The exercise
Among the lines of these entries, how many hold the word "this"? State only the number.
start
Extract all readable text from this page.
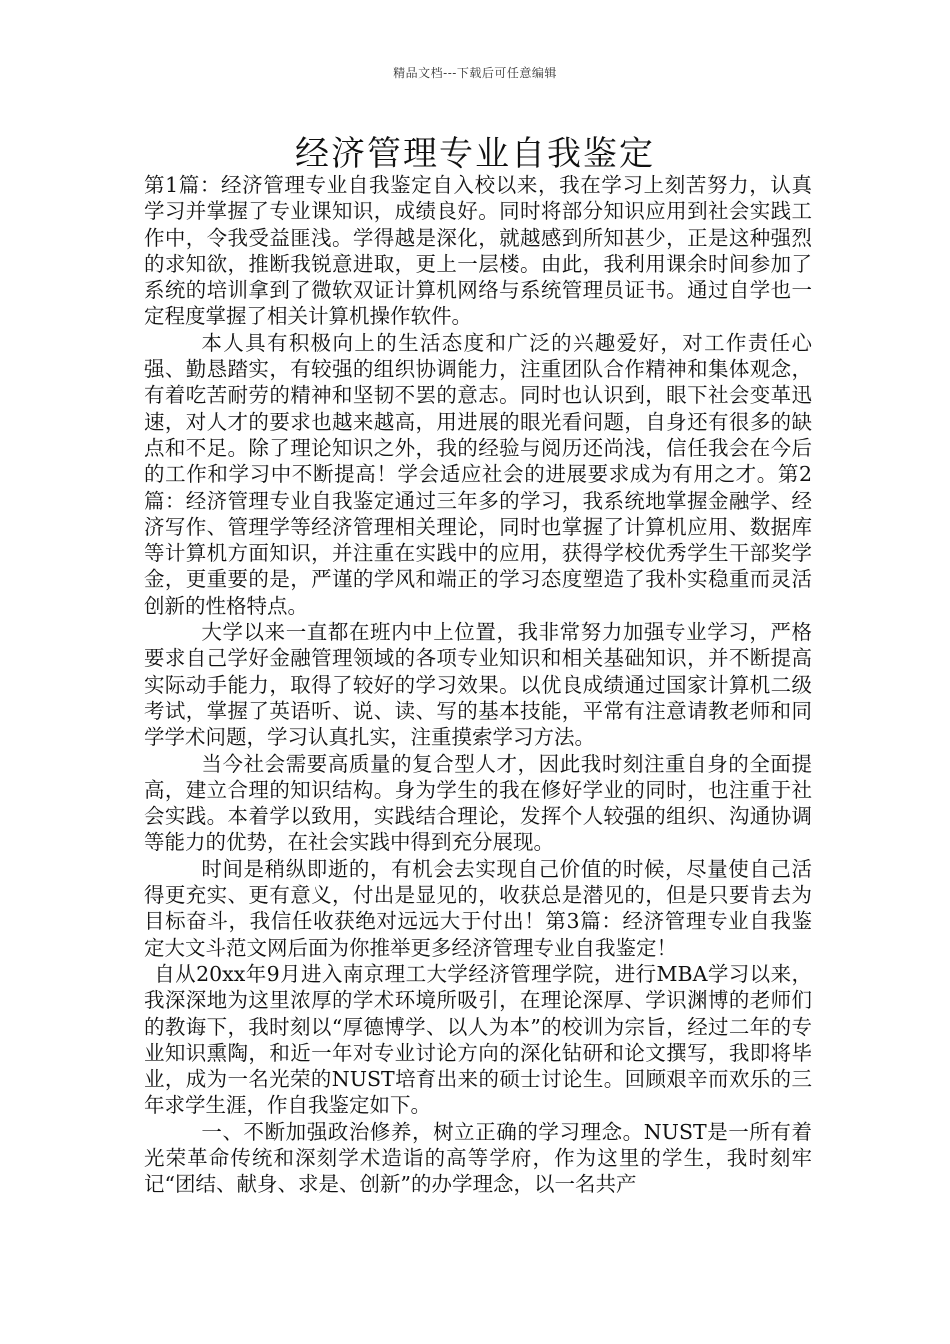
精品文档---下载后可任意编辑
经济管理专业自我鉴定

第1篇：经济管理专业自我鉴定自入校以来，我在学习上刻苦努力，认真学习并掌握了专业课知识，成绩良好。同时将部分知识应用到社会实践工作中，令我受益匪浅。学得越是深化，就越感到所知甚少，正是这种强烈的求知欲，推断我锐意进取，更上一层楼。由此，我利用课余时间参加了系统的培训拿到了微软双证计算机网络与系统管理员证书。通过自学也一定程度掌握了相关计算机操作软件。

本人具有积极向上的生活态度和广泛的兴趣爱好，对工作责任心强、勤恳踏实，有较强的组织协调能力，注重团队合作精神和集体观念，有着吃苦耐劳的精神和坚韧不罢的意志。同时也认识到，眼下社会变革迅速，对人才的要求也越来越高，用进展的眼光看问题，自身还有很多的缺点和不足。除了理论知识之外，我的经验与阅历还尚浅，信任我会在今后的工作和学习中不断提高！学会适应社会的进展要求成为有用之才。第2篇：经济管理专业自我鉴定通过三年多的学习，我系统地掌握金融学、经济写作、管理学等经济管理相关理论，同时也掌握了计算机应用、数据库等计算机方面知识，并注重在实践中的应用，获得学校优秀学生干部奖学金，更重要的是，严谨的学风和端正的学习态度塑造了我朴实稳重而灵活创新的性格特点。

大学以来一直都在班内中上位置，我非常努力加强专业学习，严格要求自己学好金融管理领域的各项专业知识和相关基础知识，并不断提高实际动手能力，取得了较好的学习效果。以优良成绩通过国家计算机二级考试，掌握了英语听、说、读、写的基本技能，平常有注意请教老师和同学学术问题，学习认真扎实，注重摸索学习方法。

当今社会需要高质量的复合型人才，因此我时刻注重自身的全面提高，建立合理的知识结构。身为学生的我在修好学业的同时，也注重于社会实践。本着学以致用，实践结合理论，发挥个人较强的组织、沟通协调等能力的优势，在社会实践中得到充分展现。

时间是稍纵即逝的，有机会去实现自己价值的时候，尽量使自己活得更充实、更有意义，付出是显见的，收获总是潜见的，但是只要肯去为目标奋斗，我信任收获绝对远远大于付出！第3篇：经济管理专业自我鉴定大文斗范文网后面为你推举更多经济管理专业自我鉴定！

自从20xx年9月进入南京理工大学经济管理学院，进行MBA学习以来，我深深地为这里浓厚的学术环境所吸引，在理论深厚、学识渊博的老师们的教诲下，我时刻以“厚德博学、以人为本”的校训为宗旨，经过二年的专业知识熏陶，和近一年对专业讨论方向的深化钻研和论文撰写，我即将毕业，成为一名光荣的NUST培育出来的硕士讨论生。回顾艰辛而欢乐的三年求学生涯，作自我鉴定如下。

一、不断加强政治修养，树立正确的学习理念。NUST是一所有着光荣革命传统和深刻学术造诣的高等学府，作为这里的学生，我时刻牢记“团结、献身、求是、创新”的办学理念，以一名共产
end
start
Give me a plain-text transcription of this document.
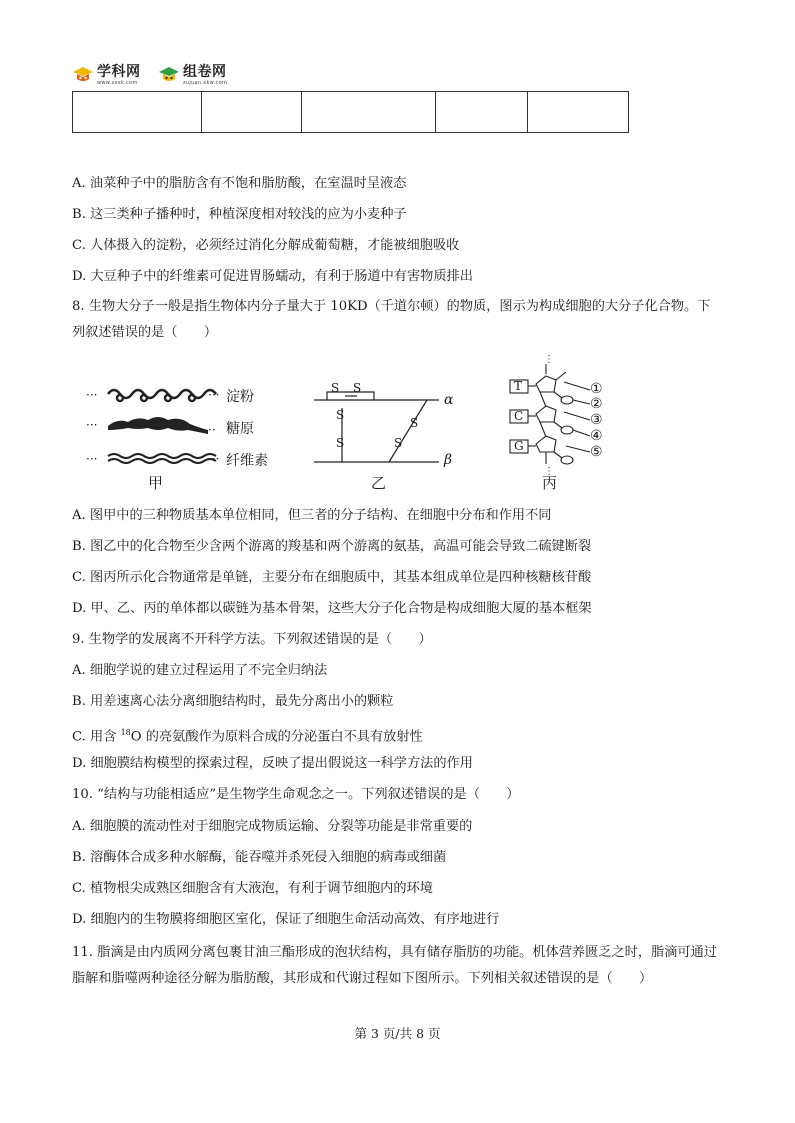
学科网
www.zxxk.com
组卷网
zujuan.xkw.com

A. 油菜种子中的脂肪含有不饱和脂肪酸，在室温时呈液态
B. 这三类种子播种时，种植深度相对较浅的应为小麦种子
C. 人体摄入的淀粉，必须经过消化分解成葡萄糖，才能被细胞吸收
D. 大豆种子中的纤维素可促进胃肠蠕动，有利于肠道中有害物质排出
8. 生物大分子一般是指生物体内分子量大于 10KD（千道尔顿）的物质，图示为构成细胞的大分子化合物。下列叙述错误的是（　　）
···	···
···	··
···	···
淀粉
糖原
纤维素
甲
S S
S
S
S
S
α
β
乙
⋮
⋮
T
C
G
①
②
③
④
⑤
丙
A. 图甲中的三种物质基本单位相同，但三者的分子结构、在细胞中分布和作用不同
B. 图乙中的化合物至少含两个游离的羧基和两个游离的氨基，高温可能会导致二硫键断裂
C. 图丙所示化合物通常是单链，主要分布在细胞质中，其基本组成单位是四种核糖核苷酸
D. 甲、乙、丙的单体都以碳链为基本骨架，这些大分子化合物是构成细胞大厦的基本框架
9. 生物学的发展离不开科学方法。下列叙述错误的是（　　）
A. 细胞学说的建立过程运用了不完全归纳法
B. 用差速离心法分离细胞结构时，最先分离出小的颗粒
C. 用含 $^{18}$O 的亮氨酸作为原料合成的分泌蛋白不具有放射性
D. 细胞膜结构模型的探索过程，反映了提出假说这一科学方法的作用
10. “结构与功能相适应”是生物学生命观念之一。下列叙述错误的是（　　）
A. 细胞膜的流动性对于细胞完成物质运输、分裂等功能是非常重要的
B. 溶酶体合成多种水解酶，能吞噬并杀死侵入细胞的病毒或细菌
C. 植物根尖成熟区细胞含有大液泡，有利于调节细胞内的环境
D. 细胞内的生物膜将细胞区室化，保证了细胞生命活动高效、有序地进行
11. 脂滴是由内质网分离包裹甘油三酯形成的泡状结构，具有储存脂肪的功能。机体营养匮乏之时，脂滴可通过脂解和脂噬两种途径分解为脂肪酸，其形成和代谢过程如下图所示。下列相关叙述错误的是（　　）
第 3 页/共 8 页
end
start
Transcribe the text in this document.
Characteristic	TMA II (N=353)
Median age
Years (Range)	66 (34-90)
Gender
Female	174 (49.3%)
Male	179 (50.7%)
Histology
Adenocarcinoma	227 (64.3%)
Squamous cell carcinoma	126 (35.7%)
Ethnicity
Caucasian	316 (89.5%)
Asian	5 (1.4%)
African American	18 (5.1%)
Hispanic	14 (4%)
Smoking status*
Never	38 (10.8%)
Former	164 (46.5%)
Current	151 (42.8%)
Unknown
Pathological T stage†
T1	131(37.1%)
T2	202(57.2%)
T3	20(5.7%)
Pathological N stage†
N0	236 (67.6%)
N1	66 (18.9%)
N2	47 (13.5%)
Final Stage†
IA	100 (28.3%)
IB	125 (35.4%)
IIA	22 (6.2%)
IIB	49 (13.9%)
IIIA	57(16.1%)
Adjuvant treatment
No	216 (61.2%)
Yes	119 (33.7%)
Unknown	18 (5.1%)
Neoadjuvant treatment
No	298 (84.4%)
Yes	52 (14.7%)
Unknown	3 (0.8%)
end
The solution
3